• **Instruction**
Work out how many lines in the data hold the word "title", and reply with that number only.

:: Extracted data ::

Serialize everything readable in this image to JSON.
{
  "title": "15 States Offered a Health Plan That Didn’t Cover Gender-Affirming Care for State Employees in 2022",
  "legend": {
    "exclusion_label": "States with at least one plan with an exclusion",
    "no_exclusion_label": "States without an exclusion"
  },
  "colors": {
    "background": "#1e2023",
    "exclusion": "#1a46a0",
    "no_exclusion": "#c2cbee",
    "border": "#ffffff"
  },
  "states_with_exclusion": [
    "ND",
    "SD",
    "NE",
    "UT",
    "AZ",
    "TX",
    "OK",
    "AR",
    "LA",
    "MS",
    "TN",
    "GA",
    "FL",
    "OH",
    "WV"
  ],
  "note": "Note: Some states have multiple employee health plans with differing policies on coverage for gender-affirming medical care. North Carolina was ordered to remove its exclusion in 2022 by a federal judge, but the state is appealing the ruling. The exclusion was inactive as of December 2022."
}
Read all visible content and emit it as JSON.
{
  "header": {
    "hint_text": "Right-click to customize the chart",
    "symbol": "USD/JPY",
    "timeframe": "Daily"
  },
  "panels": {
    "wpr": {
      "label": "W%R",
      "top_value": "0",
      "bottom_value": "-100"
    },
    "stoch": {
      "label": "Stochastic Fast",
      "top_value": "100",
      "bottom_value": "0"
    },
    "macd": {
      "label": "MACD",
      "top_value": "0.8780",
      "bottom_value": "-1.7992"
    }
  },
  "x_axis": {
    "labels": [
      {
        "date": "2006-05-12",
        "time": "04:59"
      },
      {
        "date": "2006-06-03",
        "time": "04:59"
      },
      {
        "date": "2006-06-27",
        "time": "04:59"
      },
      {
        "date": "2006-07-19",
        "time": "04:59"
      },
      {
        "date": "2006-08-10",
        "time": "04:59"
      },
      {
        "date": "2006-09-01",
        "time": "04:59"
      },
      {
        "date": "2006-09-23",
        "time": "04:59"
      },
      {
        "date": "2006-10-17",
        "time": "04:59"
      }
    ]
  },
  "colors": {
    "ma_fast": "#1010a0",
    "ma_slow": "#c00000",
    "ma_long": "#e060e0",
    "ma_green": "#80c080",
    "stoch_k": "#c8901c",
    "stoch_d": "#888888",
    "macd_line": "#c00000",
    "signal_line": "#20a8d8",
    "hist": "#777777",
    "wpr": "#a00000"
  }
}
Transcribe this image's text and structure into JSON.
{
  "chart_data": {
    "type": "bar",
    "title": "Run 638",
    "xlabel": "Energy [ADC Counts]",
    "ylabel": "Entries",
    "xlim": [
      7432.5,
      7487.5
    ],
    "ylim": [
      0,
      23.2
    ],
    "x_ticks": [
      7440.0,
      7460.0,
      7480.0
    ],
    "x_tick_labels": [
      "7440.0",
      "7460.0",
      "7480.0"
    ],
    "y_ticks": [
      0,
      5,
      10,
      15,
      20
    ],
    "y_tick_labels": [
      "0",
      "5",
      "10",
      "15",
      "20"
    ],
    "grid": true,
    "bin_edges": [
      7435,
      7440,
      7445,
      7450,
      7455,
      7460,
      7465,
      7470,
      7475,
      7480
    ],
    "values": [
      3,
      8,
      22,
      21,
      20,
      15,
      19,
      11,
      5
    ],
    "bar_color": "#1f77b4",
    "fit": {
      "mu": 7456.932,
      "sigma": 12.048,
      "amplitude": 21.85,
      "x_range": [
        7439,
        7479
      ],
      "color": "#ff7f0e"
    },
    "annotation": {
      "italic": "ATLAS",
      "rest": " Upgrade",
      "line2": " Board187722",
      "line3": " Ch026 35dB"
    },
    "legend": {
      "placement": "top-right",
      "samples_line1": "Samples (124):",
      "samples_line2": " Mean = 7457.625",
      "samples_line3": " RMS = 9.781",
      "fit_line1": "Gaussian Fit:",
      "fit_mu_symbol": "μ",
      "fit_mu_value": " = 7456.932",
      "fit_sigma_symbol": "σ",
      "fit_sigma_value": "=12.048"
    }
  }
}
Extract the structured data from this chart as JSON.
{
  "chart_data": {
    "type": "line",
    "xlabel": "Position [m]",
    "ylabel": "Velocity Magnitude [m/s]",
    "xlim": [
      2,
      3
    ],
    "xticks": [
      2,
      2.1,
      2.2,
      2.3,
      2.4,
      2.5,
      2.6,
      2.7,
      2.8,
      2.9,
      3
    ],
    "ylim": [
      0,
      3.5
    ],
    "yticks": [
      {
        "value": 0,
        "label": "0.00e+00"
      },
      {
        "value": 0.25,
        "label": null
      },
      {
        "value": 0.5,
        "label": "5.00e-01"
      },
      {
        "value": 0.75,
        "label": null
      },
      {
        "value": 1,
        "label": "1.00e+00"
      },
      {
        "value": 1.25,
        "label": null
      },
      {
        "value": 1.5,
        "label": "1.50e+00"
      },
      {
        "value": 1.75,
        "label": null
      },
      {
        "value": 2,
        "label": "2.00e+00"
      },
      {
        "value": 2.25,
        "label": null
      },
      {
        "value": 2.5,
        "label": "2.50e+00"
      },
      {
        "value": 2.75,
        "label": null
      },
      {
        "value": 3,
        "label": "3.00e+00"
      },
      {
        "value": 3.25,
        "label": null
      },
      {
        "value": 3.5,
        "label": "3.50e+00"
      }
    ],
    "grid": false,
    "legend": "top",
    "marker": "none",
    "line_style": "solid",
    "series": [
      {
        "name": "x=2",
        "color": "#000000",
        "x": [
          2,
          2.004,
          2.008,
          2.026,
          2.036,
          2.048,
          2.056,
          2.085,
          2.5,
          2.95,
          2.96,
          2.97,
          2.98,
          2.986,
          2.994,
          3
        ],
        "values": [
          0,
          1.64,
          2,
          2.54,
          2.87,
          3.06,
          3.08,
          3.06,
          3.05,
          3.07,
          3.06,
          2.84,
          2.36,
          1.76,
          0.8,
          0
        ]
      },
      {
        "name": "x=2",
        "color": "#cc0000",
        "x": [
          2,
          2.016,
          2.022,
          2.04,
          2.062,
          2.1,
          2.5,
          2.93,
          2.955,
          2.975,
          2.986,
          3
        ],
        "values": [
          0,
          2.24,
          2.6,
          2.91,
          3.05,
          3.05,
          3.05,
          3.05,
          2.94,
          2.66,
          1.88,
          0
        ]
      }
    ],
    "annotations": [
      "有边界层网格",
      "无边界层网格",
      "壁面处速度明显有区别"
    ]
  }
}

:::

• **Exercise response**
2